• Excerpted records
# # #
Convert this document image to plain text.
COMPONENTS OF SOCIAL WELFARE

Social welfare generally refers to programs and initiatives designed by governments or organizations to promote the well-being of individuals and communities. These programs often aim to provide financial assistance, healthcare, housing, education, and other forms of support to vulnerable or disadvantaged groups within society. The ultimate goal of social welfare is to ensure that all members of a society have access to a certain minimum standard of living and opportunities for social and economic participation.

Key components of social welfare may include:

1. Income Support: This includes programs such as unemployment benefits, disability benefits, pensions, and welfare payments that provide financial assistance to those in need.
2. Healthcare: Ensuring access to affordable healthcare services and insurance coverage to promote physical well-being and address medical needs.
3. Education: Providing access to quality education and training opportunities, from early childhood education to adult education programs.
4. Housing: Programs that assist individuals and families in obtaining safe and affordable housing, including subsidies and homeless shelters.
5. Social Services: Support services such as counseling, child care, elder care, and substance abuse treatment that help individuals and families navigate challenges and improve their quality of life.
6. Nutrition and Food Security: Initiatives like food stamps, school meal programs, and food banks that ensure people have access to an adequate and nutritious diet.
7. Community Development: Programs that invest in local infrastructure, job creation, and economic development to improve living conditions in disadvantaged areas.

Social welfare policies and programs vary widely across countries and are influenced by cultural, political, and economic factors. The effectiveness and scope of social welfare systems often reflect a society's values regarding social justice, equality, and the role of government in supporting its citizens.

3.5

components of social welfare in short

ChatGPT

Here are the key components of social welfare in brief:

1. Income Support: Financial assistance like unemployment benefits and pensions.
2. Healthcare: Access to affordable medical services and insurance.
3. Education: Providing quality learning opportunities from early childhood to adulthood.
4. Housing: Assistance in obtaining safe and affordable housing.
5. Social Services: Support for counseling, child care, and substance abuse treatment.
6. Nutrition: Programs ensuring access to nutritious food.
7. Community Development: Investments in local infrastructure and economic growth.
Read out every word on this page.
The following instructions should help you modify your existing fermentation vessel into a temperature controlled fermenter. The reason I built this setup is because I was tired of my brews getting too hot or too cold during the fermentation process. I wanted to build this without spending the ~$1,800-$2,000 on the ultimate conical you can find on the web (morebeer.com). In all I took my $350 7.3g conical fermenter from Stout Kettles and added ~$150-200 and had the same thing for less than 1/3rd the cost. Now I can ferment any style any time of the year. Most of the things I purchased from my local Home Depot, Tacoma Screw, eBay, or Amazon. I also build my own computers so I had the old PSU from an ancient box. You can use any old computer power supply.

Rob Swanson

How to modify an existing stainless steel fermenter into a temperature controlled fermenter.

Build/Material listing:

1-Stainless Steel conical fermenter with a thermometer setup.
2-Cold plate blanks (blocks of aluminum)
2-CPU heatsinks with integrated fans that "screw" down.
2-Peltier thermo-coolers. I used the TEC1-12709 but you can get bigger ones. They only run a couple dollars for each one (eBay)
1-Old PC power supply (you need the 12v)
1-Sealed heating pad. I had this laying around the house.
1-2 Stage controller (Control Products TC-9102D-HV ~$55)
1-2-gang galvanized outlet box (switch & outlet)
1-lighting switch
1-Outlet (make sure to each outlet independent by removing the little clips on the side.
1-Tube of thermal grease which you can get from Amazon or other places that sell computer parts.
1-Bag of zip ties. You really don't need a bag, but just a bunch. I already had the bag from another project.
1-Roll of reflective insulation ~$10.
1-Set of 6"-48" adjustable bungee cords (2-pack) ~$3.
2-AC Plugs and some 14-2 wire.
# # #
Only lines holding the string "childhood" are wanted; gather each one from the entries above.

• Answer to this task
3. Education: Providing access to quality education and training opportunities, from early childhood education to adult education programs.
3. Education: Providing quality learning opportunities from early childhood to adulthood.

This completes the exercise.